DESCRIPTION OF THE TASK — In the data below, find every line with the word "content" and copy it out.

== Segment start ==

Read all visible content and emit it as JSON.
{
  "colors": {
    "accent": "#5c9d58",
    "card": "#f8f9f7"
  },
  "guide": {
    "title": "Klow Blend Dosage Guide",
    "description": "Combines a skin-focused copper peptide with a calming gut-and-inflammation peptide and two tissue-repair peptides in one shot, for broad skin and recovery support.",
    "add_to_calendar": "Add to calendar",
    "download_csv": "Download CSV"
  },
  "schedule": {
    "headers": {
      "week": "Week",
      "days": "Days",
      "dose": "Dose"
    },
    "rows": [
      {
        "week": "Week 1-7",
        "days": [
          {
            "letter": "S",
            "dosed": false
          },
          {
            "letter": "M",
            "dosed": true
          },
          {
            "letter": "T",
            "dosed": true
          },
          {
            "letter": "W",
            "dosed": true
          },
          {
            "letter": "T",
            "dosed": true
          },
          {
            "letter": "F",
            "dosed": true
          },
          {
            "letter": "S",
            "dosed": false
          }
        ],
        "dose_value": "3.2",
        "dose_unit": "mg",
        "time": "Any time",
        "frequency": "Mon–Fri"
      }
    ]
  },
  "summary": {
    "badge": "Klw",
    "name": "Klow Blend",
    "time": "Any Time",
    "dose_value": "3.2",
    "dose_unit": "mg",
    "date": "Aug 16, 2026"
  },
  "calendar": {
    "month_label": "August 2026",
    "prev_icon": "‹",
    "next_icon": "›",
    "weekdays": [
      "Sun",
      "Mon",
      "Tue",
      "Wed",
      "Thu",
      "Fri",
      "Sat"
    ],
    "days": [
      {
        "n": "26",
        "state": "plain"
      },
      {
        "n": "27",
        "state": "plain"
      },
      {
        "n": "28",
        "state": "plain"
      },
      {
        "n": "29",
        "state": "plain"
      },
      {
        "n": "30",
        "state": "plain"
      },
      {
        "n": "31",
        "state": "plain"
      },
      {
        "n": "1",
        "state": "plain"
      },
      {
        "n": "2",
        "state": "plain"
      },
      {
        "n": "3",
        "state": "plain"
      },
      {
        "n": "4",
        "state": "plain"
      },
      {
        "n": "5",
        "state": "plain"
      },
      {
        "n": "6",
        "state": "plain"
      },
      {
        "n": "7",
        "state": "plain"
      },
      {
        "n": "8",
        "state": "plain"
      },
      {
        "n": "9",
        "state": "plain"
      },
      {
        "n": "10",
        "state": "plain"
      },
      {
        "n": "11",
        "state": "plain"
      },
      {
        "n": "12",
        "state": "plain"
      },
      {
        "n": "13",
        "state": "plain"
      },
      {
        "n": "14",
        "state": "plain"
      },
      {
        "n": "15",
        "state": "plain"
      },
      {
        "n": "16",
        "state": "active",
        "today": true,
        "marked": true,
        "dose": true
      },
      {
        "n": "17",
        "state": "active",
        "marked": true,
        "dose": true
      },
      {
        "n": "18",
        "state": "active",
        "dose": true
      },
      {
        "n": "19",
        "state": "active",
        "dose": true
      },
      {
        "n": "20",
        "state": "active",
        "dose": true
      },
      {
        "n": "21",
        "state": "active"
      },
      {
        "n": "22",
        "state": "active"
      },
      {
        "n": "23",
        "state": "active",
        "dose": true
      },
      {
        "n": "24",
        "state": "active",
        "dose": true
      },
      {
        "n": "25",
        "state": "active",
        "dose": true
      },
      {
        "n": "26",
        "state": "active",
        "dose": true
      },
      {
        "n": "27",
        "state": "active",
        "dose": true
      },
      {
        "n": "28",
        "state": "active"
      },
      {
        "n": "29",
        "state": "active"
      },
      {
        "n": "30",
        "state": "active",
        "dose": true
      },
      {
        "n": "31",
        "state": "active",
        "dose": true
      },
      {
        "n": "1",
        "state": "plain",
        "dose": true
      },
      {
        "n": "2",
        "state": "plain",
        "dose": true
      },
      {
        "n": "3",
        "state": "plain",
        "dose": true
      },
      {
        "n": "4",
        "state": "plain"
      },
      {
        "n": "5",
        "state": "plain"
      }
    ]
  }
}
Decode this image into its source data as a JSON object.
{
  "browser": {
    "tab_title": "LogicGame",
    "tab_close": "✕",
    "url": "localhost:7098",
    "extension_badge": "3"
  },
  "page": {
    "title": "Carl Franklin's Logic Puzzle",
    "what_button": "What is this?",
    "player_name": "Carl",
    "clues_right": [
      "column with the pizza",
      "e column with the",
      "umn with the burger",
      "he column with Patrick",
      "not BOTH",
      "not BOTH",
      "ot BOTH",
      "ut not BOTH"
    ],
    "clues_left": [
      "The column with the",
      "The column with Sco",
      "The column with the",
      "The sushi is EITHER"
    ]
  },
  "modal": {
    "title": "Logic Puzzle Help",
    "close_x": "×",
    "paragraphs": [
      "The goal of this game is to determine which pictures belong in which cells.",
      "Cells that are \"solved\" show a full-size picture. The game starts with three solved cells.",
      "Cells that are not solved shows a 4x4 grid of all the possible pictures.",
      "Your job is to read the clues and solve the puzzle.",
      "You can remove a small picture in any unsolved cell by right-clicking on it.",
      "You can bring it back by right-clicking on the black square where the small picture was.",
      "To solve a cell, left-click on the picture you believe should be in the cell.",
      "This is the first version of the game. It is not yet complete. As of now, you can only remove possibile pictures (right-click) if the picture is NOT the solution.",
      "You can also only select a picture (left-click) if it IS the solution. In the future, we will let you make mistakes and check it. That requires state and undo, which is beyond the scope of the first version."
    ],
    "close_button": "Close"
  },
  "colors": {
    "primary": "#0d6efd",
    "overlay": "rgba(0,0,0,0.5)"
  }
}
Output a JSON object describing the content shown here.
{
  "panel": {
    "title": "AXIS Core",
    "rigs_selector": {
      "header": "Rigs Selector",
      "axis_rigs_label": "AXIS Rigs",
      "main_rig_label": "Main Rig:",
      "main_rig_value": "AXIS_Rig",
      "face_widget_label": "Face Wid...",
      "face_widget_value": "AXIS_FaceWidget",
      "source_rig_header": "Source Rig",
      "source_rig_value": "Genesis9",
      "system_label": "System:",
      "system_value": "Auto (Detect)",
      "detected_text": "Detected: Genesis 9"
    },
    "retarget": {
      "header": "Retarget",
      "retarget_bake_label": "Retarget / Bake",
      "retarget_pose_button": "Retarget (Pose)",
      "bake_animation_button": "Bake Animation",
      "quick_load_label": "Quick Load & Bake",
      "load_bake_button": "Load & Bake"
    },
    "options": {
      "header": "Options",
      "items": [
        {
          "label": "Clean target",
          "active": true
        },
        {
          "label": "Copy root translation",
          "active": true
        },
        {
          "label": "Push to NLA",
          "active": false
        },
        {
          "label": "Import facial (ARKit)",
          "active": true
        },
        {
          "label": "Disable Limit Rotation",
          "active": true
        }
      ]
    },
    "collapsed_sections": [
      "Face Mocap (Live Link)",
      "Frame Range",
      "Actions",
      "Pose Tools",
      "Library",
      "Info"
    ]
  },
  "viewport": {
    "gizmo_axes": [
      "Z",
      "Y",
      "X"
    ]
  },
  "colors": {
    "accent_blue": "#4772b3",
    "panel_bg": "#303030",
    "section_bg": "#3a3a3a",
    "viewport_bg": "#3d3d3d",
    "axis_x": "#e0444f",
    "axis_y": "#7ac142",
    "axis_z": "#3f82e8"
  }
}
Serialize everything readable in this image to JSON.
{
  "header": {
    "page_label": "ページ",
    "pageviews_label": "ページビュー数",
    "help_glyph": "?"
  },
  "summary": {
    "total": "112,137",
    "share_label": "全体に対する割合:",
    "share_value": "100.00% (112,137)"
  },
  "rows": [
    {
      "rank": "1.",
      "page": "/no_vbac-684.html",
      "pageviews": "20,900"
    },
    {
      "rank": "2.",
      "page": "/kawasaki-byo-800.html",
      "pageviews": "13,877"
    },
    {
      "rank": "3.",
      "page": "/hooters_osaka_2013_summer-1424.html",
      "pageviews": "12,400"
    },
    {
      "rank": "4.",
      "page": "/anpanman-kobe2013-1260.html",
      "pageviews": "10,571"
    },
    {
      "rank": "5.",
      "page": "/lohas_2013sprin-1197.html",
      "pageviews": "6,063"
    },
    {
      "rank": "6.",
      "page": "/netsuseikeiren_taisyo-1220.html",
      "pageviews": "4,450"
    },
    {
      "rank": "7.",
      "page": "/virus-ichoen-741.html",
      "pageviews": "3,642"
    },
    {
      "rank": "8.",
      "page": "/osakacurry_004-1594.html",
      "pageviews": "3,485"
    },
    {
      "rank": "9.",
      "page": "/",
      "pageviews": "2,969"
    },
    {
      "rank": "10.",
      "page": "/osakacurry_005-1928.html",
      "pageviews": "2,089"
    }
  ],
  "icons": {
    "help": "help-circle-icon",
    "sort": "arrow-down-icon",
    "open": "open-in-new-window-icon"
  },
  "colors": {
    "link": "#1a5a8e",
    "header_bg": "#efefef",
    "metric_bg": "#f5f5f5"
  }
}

== Segment end ==

RESPONSE TO THIS TASK —
Read all visible content and emit it as JSON.
Output a JSON object describing the content shown here.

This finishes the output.